** What you will do **
Transcribe the listing below word for word.
>> begin Dataset entries
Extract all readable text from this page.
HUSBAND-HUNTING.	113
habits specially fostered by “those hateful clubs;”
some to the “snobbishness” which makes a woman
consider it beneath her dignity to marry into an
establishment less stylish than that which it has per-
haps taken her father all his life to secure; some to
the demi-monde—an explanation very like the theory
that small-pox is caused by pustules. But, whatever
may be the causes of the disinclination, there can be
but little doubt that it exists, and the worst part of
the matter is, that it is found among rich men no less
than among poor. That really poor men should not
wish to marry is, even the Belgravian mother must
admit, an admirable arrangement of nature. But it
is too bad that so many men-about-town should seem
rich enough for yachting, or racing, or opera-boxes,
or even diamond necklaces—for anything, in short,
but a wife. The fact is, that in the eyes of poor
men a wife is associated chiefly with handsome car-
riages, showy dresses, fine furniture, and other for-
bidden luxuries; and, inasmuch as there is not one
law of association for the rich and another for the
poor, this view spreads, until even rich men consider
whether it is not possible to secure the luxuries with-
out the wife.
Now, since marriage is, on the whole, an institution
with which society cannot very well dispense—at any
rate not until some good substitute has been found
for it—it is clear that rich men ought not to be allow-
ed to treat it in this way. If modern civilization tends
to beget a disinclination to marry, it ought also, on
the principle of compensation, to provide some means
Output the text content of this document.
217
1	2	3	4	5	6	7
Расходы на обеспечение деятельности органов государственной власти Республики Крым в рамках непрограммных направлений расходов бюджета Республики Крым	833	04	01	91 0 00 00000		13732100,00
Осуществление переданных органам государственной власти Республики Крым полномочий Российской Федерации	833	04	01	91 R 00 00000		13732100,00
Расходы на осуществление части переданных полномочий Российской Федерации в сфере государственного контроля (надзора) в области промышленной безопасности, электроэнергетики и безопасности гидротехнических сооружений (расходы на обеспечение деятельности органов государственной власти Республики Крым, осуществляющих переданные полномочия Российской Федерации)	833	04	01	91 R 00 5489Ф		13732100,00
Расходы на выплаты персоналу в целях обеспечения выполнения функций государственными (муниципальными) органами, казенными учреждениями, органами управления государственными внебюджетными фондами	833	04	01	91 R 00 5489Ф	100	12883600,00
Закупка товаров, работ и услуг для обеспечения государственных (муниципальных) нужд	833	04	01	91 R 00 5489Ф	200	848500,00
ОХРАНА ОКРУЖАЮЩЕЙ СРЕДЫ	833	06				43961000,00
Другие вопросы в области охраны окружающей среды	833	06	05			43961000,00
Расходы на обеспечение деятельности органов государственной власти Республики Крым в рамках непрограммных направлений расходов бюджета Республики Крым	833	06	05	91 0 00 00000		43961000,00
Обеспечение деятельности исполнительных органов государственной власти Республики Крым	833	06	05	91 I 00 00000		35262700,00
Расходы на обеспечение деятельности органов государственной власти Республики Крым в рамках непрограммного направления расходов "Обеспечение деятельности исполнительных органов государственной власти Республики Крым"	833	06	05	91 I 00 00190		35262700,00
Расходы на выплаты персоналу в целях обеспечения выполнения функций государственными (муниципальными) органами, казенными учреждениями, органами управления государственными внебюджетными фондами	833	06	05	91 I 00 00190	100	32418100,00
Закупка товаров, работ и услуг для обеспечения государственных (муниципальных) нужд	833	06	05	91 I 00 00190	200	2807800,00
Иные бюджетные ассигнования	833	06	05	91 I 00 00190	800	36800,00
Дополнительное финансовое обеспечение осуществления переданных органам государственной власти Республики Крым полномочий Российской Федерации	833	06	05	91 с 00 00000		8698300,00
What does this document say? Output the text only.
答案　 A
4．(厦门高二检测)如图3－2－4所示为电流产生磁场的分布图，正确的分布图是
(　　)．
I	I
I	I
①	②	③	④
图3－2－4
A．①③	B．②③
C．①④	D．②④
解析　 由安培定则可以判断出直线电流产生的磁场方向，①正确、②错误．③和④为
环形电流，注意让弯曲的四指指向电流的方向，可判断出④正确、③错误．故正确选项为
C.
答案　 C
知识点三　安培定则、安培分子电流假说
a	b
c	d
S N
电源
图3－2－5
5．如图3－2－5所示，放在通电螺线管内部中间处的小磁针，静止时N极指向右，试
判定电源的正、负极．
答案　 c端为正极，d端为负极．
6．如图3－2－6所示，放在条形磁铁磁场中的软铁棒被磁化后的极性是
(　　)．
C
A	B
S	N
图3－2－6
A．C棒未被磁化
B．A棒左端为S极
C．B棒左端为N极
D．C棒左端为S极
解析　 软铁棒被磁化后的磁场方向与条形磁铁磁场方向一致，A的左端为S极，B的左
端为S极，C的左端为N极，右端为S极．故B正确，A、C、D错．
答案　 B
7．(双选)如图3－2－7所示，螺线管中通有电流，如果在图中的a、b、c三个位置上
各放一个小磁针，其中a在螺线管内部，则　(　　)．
>> end Dataset entries
** Result of the exercise **
Extract all readable text from this page.
HUSBAND-HUNTING.	113
habits specially fostered by “those hateful clubs;”
some to the “snobbishness” which makes a woman
consider it beneath her dignity to marry into an
establishment less stylish than that which it has per-
haps taken her father all his life to secure; some to
the demi-monde—an explanation very like the theory
that small-pox is caused by pustules. But, whatever
may be the causes of the disinclination, there can be
but little doubt that it exists, and the worst part of
the matter is, that it is found among rich men no less
than among poor. That really poor men should not
wish to marry is, even the Belgravian mother must
admit, an admirable arrangement of nature. But it
is too bad that so many men-about-town should seem
rich enough for yachting, or racing, or opera-boxes,
or even diamond necklaces—for anything, in short,
but a wife. The fact is, that in the eyes of poor
men a wife is associated chiefly with handsome car-
riages, showy dresses, fine furniture, and other for-
bidden luxuries; and, inasmuch as there is not one
law of association for the rich and another for the
poor, this view spreads, until even rich men consider
whether it is not possible to secure the luxuries with-
out the wife.
Now, since marriage is, on the whole, an institution
with which society cannot very well dispense—at any
rate not until some good substitute has been found
for it—it is clear that rich men ought not to be allow-
ed to treat it in this way. If modern civilization tends
to beget a disinclination to marry, it ought also, on
the principle of compensation, to provide some means
Output the text content of this document.
217
1	2	3	4	5	6	7
Расходы на обеспечение деятельности органов государственной власти Республики Крым в рамках непрограммных направлений расходов бюджета Республики Крым	833	04	01	91 0 00 00000		13732100,00
Осуществление переданных органам государственной власти Республики Крым полномочий Российской Федерации	833	04	01	91 R 00 00000		13732100,00
Расходы на осуществление части переданных полномочий Российской Федерации в сфере государственного контроля (надзора) в области промышленной безопасности, электроэнергетики и безопасности гидротехнических сооружений (расходы на обеспечение деятельности органов государственной власти Республики Крым, осуществляющих переданные полномочия Российской Федерации)	833	04	01	91 R 00 5489Ф		13732100,00
Расходы на выплаты персоналу в целях обеспечения выполнения функций государственными (муниципальными) органами, казенными учреждениями, органами управления государственными внебюджетными фондами	833	04	01	91 R 00 5489Ф	100	12883600,00
Закупка товаров, работ и услуг для обеспечения государственных (муниципальных) нужд	833	04	01	91 R 00 5489Ф	200	848500,00
ОХРАНА ОКРУЖАЮЩЕЙ СРЕДЫ	833	06				43961000,00
Другие вопросы в области охраны окружающей среды	833	06	05			43961000,00
Расходы на обеспечение деятельности органов государственной власти Республики Крым в рамках непрограммных направлений расходов бюджета Республики Крым	833	06	05	91 0 00 00000		43961000,00
Обеспечение деятельности исполнительных органов государственной власти Республики Крым	833	06	05	91 I 00 00000		35262700,00
Расходы на обеспечение деятельности органов государственной власти Республики Крым в рамках непрограммного направления расходов "Обеспечение деятельности исполнительных органов государственной власти Республики Крым"	833	06	05	91 I 00 00190		35262700,00
Расходы на выплаты персоналу в целях обеспечения выполнения функций государственными (муниципальными) органами, казенными учреждениями, органами управления государственными внебюджетными фондами	833	06	05	91 I 00 00190	100	32418100,00
Закупка товаров, работ и услуг для обеспечения государственных (муниципальных) нужд	833	06	05	91 I 00 00190	200	2807800,00
Иные бюджетные ассигнования	833	06	05	91 I 00 00190	800	36800,00
Дополнительное финансовое обеспечение осуществления переданных органам государственной власти Республики Крым полномочий Российской Федерации	833	06	05	91 с 00 00000		8698300,00
What does this document say? Output the text only.
答案　 A
4．(厦门高二检测)如图3－2－4所示为电流产生磁场的分布图，正确的分布图是
(　　)．
I	I
I	I
①	②	③	④
图3－2－4
A．①③	B．②③
C．①④	D．②④
解析　 由安培定则可以判断出直线电流产生的磁场方向，①正确、②错误．③和④为
环形电流，注意让弯曲的四指指向电流的方向，可判断出④正确、③错误．故正确选项为
C.
答案　 C
知识点三　安培定则、安培分子电流假说
a	b
c	d
S N
电源
图3－2－5
5．如图3－2－5所示，放在通电螺线管内部中间处的小磁针，静止时N极指向右，试
判定电源的正、负极．
答案　 c端为正极，d端为负极．
6．如图3－2－6所示，放在条形磁铁磁场中的软铁棒被磁化后的极性是
(　　)．
C
A	B
S	N
图3－2－6
A．C棒未被磁化
B．A棒左端为S极
C．B棒左端为N极
D．C棒左端为S极
解析　 软铁棒被磁化后的磁场方向与条形磁铁磁场方向一致，A的左端为S极，B的左
端为S极，C的左端为N极，右端为S极．故B正确，A、C、D错．
答案　 B
7．(双选)如图3－2－7所示，螺线管中通有电流，如果在图中的a、b、c三个位置上
各放一个小磁针，其中a在螺线管内部，则　(　　)．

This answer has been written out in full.